→ **AIM OF THE EXERCISE**: Leave the pictures out and reproduce all the entries word for word.

(Dataset rows about figures)
+++

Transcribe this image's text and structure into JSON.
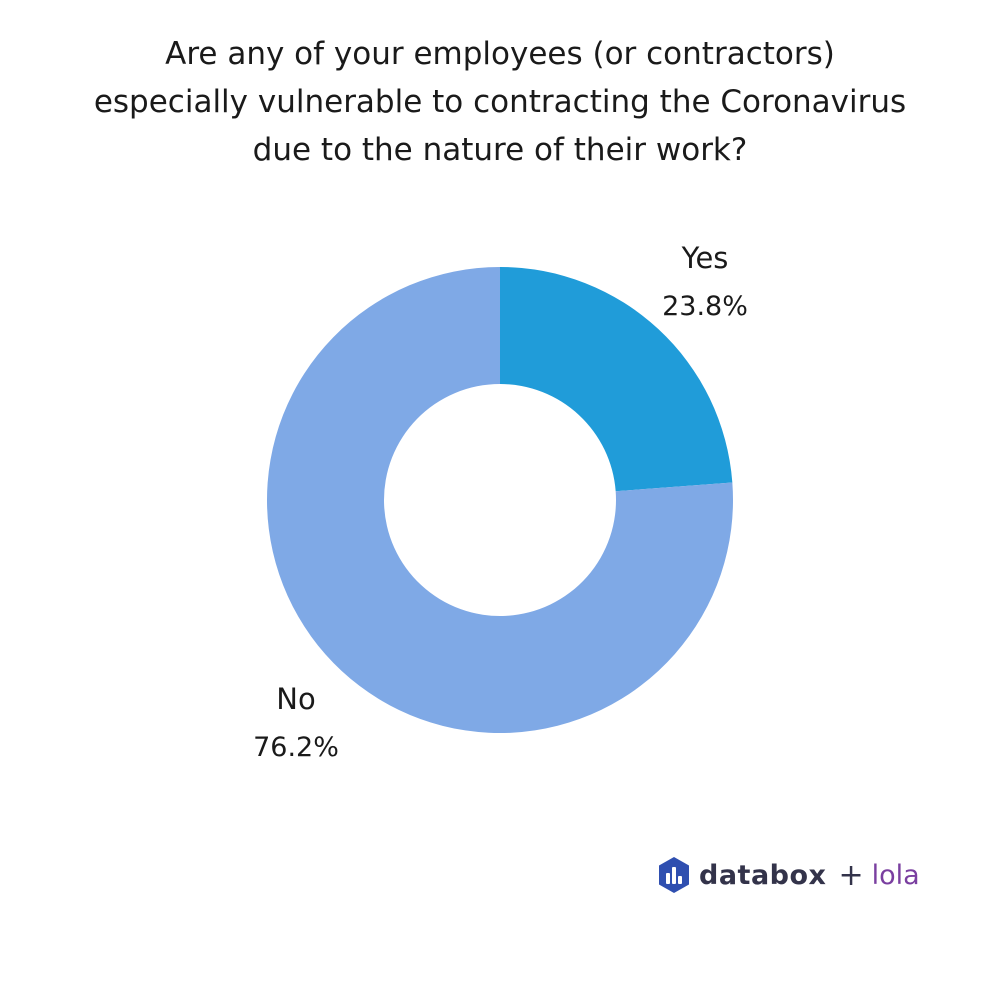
{
  "chart_data": {
    "type": "pie",
    "variant": "donut",
    "title_lines": [
      "Are any of your employees (or contractors)",
      "especially vulnerable to contracting the Coronavirus",
      "due to the nature of their work?"
    ],
    "slices": [
      {
        "label": "Yes",
        "value": 23.8,
        "value_label": "23.8%",
        "color": "#209cd9"
      },
      {
        "label": "No",
        "value": 76.2,
        "value_label": "76.2%",
        "color": "#7fa9e6"
      }
    ]
  },
  "branding": {
    "logo_icon": "databox-logo-icon",
    "databox": "databox",
    "plus": "+",
    "lola": "lola",
    "logo_color": "#2f4fb0"
  }
}
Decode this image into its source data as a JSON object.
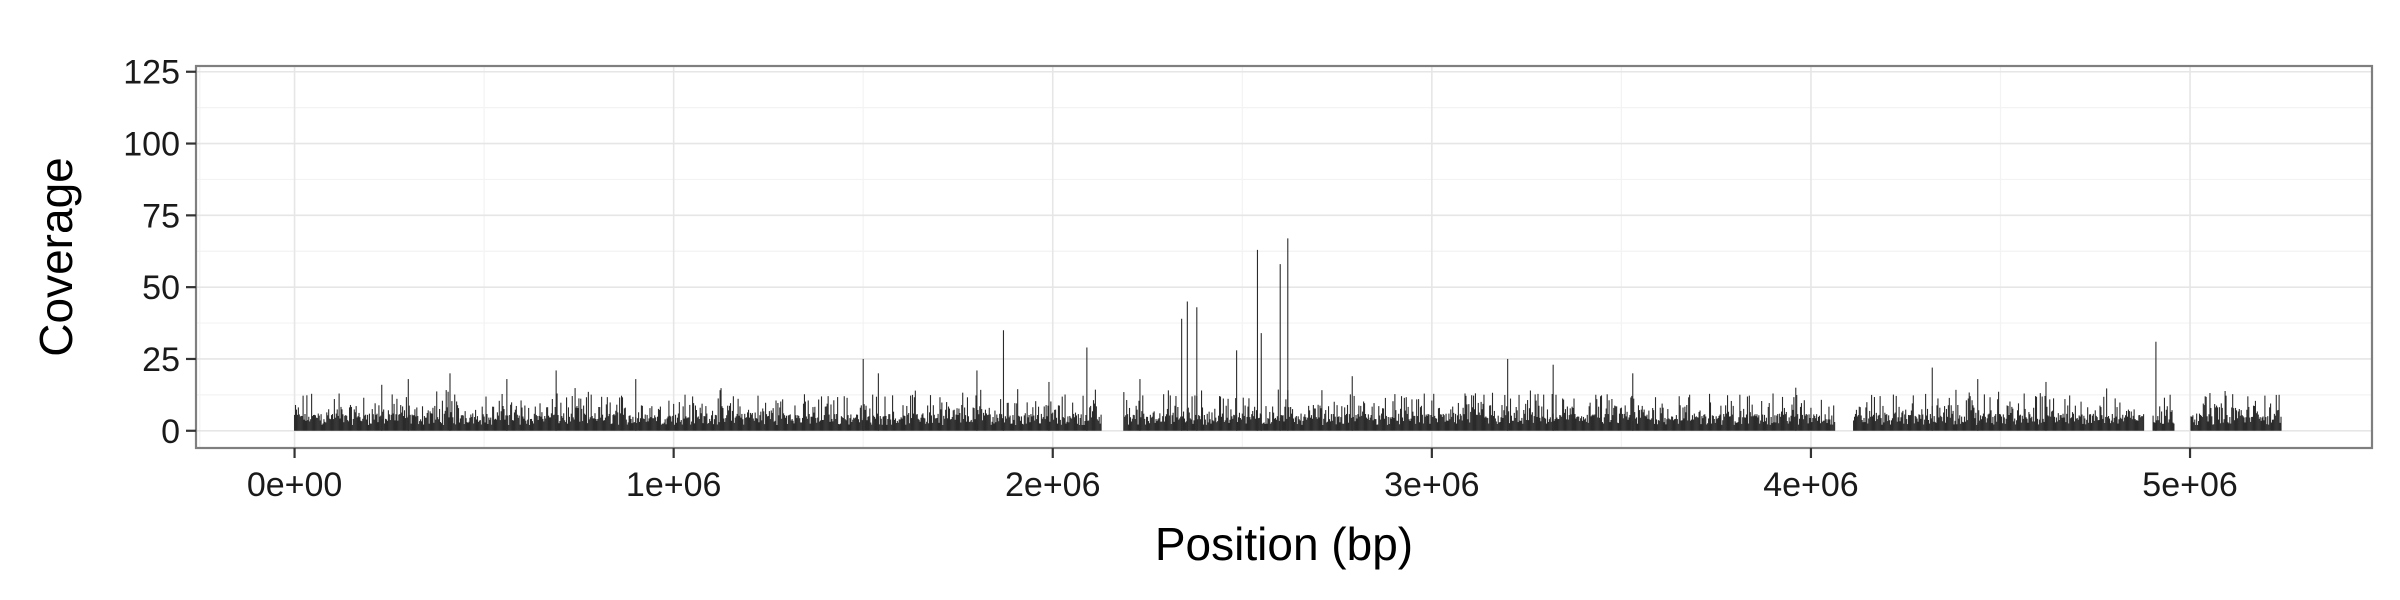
{
  "chart_data": {
    "type": "bar",
    "title": "",
    "xlabel": "Position (bp)",
    "ylabel": "Coverage",
    "xlim": [
      -260000,
      5480000
    ],
    "ylim": [
      -6,
      127
    ],
    "x_ticks": [
      0,
      1000000,
      2000000,
      3000000,
      4000000,
      5000000
    ],
    "x_tick_labels": [
      "0e+00",
      "1e+06",
      "2e+06",
      "3e+06",
      "4e+06",
      "5e+06"
    ],
    "y_ticks": [
      0,
      25,
      50,
      75,
      100,
      125
    ],
    "y_tick_labels": [
      "0",
      "25",
      "50",
      "75",
      "100",
      "125"
    ],
    "grid": true,
    "legend": "none",
    "bar_color": "#2b2b2b",
    "genome_range": [
      0,
      5240000
    ],
    "coverage_gaps": [
      [
        2130000,
        2185000
      ],
      [
        4065000,
        4110000
      ],
      [
        4880000,
        4900000
      ],
      [
        4960000,
        5000000
      ]
    ],
    "peaks": [
      {
        "x": 230000,
        "y": 16
      },
      {
        "x": 300000,
        "y": 18
      },
      {
        "x": 410000,
        "y": 20
      },
      {
        "x": 560000,
        "y": 18
      },
      {
        "x": 690000,
        "y": 21
      },
      {
        "x": 900000,
        "y": 18
      },
      {
        "x": 1500000,
        "y": 25
      },
      {
        "x": 1540000,
        "y": 20
      },
      {
        "x": 1800000,
        "y": 21
      },
      {
        "x": 1870000,
        "y": 35
      },
      {
        "x": 1990000,
        "y": 17
      },
      {
        "x": 2090000,
        "y": 29
      },
      {
        "x": 2230000,
        "y": 18
      },
      {
        "x": 2340000,
        "y": 39
      },
      {
        "x": 2355000,
        "y": 45
      },
      {
        "x": 2380000,
        "y": 43
      },
      {
        "x": 2485000,
        "y": 28
      },
      {
        "x": 2540000,
        "y": 63
      },
      {
        "x": 2550000,
        "y": 34
      },
      {
        "x": 2600000,
        "y": 58
      },
      {
        "x": 2620000,
        "y": 67
      },
      {
        "x": 2790000,
        "y": 19
      },
      {
        "x": 3200000,
        "y": 25
      },
      {
        "x": 3320000,
        "y": 23
      },
      {
        "x": 3530000,
        "y": 20
      },
      {
        "x": 3960000,
        "y": 15
      },
      {
        "x": 4320000,
        "y": 22
      },
      {
        "x": 4440000,
        "y": 18
      },
      {
        "x": 4620000,
        "y": 17
      },
      {
        "x": 4910000,
        "y": 31
      }
    ]
  }
}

+++

→ **EXERCISE SOLUTION**:
Transcribe this image's text and structure into JSON.
{
  "chart_data": {
    "type": "pie",
    "variant": "donut",
    "title_lines": [
      "Are any of your employees (or contractors)",
      "especially vulnerable to contracting the Coronavirus",
      "due to the nature of their work?"
    ],
    "slices": [
      {
        "label": "Yes",
        "value": 23.8,
        "value_label": "23.8%",
        "color": "#209cd9"
      },
      {
        "label": "No",
        "value": 76.2,
        "value_label": "76.2%",
        "color": "#7fa9e6"
      }
    ]
  },
  "branding": {
    "logo_icon": "databox-logo-icon",
    "databox": "databox",
    "plus": "+",
    "lola": "lola",
    "logo_color": "#2f4fb0"
  }
}
Decode this image into its source data as a JSON object.
{
  "chart_data": {
    "type": "bar",
    "title": "",
    "xlabel": "Position (bp)",
    "ylabel": "Coverage",
    "xlim": [
      -260000,
      5480000
    ],
    "ylim": [
      -6,
      127
    ],
    "x_ticks": [
      0,
      1000000,
      2000000,
      3000000,
      4000000,
      5000000
    ],
    "x_tick_labels": [
      "0e+00",
      "1e+06",
      "2e+06",
      "3e+06",
      "4e+06",
      "5e+06"
    ],
    "y_ticks": [
      0,
      25,
      50,
      75,
      100,
      125
    ],
    "y_tick_labels": [
      "0",
      "25",
      "50",
      "75",
      "100",
      "125"
    ],
    "grid": true,
    "legend": "none",
    "bar_color": "#2b2b2b",
    "genome_range": [
      0,
      5240000
    ],
    "coverage_gaps": [
      [
        2130000,
        2185000
      ],
      [
        4065000,
        4110000
      ],
      [
        4880000,
        4900000
      ],
      [
        4960000,
        5000000
      ]
    ],
    "peaks": [
      {
        "x": 230000,
        "y": 16
      },
      {
        "x": 300000,
        "y": 18
      },
      {
        "x": 410000,
        "y": 20
      },
      {
        "x": 560000,
        "y": 18
      },
      {
        "x": 690000,
        "y": 21
      },
      {
        "x": 900000,
        "y": 18
      },
      {
        "x": 1500000,
        "y": 25
      },
      {
        "x": 1540000,
        "y": 20
      },
      {
        "x": 1800000,
        "y": 21
      },
      {
        "x": 1870000,
        "y": 35
      },
      {
        "x": 1990000,
        "y": 17
      },
      {
        "x": 2090000,
        "y": 29
      },
      {
        "x": 2230000,
        "y": 18
      },
      {
        "x": 2340000,
        "y": 39
      },
      {
        "x": 2355000,
        "y": 45
      },
      {
        "x": 2380000,
        "y": 43
      },
      {
        "x": 2485000,
        "y": 28
      },
      {
        "x": 2540000,
        "y": 63
      },
      {
        "x": 2550000,
        "y": 34
      },
      {
        "x": 2600000,
        "y": 58
      },
      {
        "x": 2620000,
        "y": 67
      },
      {
        "x": 2790000,
        "y": 19
      },
      {
        "x": 3200000,
        "y": 25
      },
      {
        "x": 3320000,
        "y": 23
      },
      {
        "x": 3530000,
        "y": 20
      },
      {
        "x": 3960000,
        "y": 15
      },
      {
        "x": 4320000,
        "y": 22
      },
      {
        "x": 4440000,
        "y": 18
      },
      {
        "x": 4620000,
        "y": 17
      },
      {
        "x": 4910000,
        "y": 31
      }
    ]
  }
}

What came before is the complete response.